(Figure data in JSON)
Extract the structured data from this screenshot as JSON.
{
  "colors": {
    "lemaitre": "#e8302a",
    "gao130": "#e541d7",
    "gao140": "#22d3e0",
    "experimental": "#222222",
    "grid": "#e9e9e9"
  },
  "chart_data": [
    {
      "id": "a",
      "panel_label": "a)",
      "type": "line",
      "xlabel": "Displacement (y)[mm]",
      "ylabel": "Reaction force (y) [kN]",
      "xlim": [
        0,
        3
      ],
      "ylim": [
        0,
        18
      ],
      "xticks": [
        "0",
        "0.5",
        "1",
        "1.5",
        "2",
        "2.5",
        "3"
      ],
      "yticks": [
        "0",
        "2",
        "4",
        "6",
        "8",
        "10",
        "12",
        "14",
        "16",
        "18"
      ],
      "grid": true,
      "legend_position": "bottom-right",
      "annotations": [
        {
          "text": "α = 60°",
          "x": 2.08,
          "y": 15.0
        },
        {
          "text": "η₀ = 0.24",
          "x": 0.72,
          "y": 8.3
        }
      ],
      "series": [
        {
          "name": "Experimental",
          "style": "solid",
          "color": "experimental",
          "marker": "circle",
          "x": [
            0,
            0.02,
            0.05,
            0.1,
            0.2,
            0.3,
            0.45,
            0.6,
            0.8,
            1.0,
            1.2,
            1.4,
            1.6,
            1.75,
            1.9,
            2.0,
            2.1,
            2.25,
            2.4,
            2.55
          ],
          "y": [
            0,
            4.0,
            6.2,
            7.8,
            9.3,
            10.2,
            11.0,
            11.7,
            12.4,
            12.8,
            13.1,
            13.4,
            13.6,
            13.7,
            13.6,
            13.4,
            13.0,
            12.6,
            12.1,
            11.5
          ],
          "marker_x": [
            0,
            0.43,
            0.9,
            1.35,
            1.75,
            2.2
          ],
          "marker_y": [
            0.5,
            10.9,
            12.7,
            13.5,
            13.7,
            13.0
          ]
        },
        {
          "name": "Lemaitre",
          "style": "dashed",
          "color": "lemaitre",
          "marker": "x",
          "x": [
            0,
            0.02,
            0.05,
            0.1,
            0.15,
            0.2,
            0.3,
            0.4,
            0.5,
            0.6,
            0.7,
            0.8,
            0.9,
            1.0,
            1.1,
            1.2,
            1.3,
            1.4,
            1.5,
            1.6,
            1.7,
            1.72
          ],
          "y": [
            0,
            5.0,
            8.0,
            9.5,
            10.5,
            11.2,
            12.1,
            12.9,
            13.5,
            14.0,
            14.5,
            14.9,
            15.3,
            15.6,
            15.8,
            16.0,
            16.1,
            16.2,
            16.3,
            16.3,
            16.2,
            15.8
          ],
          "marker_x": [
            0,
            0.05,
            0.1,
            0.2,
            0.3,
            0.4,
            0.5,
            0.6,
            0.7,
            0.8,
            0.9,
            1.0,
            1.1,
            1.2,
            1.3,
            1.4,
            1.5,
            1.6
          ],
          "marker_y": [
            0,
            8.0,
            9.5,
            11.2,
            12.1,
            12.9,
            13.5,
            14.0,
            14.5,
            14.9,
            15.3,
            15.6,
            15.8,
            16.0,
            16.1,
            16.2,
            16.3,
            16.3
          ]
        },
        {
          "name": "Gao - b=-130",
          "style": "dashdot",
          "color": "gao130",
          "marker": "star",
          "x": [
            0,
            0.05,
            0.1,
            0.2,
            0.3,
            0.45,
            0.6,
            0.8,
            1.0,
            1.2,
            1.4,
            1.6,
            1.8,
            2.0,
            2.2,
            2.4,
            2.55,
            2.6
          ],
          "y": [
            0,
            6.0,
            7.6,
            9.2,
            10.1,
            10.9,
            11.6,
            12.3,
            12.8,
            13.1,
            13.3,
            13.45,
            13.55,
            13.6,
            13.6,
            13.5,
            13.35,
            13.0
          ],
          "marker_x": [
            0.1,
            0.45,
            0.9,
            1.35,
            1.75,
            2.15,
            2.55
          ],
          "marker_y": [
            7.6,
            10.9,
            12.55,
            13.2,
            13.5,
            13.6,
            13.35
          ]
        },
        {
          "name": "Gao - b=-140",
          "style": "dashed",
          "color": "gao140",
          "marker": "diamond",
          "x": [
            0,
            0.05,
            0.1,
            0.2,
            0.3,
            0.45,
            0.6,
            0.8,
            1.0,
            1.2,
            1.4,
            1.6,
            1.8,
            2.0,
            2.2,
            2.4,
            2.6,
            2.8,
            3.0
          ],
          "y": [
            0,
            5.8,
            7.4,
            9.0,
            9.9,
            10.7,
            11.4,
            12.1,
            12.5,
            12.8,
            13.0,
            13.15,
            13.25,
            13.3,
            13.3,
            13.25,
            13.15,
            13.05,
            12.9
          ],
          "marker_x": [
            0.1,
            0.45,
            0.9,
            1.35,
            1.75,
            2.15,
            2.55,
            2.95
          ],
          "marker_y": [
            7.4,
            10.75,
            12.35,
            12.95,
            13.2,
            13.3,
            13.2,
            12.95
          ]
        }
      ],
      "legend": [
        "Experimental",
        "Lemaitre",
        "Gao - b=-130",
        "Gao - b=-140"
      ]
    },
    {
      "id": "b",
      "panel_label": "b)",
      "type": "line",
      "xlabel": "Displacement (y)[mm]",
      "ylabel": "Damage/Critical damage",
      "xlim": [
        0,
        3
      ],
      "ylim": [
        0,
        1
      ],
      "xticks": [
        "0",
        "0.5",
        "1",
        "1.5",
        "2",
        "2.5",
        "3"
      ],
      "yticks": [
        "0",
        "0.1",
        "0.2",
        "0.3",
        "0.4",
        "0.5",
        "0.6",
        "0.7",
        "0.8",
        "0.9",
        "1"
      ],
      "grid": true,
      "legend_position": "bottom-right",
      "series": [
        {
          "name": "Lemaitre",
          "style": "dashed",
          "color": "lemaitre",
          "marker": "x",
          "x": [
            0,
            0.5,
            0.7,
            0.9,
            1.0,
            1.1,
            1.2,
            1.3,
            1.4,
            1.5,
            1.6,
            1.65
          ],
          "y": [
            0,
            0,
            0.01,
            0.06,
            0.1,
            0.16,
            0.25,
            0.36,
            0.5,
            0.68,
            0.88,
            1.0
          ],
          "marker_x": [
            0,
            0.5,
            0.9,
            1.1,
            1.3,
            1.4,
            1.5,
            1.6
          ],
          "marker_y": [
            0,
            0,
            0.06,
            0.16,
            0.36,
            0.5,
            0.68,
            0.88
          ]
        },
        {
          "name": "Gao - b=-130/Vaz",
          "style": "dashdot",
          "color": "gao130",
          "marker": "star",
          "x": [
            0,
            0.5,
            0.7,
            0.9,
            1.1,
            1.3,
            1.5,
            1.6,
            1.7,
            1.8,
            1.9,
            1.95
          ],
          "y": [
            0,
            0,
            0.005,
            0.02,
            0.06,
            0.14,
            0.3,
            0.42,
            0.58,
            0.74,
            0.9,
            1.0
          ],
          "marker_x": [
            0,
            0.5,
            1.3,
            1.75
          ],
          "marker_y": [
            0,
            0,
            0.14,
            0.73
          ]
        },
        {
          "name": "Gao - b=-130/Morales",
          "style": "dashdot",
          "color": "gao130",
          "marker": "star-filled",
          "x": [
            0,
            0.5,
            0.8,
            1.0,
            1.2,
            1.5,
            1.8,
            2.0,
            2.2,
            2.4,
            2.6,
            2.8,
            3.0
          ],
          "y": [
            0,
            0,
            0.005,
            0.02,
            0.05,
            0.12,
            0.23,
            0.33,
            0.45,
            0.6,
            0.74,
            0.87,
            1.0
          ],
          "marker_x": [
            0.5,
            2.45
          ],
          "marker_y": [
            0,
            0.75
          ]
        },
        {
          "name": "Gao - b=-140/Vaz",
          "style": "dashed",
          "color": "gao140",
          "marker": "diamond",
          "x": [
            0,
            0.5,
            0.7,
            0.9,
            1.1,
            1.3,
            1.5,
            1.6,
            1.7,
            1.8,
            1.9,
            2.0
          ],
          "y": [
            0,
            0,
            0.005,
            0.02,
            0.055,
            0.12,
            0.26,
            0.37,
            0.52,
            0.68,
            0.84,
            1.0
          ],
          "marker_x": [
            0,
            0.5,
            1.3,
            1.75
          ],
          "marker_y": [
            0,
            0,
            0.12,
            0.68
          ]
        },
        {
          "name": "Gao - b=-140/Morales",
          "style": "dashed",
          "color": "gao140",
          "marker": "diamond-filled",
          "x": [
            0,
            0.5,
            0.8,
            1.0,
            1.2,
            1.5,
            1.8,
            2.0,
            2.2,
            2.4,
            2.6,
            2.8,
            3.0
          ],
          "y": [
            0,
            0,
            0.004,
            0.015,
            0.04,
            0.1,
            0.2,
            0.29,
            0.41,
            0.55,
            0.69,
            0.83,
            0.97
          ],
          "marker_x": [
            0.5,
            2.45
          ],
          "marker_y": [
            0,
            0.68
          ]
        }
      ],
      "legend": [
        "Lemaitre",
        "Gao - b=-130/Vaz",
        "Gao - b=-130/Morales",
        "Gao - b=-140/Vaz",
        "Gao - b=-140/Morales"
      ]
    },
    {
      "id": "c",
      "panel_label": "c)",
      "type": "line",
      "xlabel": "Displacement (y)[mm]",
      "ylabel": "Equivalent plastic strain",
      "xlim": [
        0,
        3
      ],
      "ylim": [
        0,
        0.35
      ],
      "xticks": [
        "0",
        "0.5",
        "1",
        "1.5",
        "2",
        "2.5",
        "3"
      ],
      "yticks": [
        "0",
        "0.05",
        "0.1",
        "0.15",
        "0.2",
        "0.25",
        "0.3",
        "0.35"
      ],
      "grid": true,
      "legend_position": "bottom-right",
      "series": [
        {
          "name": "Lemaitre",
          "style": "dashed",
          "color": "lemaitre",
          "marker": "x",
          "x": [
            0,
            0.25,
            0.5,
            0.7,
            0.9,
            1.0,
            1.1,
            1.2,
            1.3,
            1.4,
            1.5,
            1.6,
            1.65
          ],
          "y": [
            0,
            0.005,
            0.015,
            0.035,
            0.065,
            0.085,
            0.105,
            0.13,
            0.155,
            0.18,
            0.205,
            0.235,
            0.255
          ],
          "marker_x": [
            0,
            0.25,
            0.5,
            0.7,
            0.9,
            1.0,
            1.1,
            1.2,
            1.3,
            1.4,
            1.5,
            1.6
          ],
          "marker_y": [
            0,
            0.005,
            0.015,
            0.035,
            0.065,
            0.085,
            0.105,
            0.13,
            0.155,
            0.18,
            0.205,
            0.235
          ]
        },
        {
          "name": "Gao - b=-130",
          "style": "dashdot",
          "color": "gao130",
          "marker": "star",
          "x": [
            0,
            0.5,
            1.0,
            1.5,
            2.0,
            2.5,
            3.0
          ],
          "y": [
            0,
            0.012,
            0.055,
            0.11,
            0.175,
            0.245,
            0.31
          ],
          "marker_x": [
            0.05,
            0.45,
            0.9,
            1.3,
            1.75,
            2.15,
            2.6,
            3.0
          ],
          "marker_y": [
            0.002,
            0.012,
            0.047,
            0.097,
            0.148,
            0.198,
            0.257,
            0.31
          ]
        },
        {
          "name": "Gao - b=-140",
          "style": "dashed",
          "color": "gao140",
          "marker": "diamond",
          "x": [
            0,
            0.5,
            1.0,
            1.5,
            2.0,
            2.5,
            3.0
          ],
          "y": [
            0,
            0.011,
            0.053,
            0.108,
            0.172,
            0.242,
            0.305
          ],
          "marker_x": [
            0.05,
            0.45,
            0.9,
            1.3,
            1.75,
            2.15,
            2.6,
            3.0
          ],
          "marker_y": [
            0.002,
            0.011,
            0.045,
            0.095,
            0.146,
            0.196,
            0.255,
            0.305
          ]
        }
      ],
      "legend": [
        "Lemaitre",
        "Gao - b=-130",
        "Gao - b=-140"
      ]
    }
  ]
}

--

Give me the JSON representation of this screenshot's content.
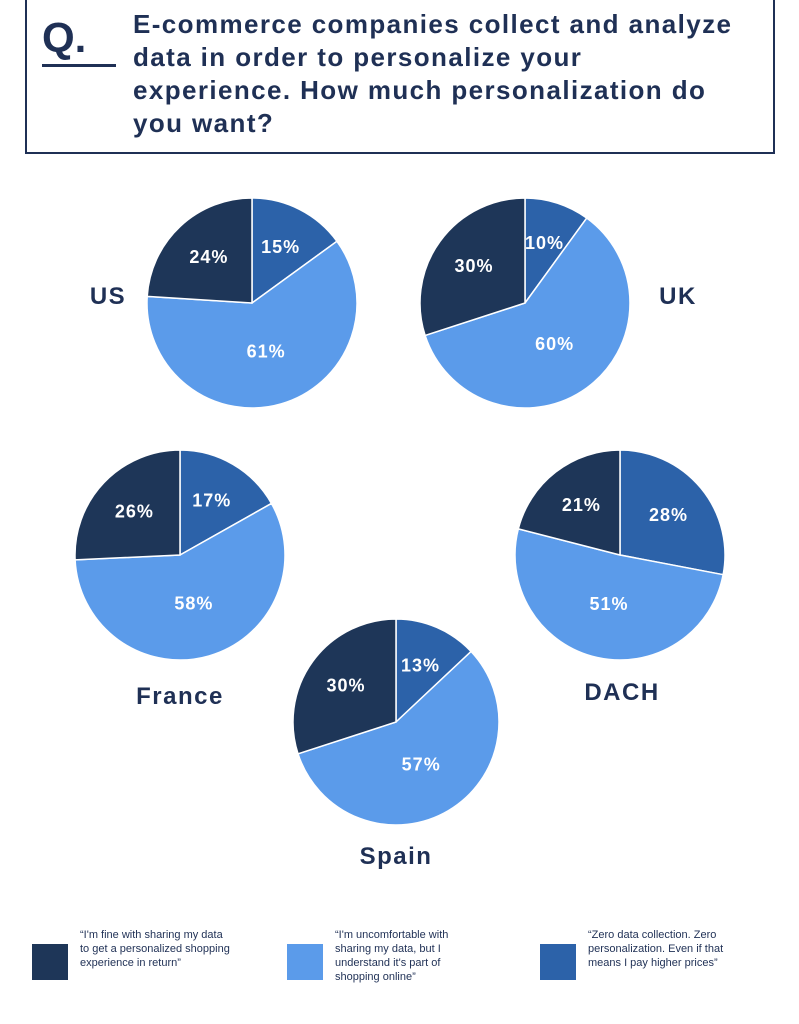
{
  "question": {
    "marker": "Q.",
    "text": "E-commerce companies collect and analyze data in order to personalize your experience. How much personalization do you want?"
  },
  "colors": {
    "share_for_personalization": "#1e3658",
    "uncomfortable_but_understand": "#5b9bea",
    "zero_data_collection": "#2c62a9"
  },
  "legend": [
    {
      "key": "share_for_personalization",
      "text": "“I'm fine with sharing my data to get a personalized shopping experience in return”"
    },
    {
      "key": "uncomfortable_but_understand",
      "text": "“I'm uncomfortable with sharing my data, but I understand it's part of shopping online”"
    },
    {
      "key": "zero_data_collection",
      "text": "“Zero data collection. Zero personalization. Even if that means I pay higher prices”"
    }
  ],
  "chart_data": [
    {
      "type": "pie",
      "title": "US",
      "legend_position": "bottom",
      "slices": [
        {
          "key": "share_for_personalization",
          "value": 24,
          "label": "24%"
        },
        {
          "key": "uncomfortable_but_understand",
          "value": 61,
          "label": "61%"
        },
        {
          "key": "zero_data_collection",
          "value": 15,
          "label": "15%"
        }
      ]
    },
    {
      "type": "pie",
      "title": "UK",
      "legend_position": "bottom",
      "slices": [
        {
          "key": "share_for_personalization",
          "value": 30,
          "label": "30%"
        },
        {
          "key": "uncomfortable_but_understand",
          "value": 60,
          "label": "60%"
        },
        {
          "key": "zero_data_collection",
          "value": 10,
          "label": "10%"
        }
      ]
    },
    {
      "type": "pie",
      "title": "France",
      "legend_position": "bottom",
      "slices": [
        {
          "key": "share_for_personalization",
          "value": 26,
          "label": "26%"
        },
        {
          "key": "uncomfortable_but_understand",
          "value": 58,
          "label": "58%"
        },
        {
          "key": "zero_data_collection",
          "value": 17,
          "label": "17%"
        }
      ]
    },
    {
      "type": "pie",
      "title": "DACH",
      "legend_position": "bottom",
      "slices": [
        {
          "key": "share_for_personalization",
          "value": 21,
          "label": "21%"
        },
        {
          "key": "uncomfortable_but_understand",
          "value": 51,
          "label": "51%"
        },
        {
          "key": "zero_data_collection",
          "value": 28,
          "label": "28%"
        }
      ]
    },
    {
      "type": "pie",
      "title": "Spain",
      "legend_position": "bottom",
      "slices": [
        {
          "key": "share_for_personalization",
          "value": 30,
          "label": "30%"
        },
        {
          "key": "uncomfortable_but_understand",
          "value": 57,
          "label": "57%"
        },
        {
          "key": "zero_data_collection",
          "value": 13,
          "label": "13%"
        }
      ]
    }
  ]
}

- Short task -
Show the lines of the records that include the string "sharing".

- In response -
      "text": "“I'm fine with sharing my data to get a personalized shopping experience in return”"
      "text": "“I'm uncomfortable with sharing my data, but I understand it's part of shopping online”"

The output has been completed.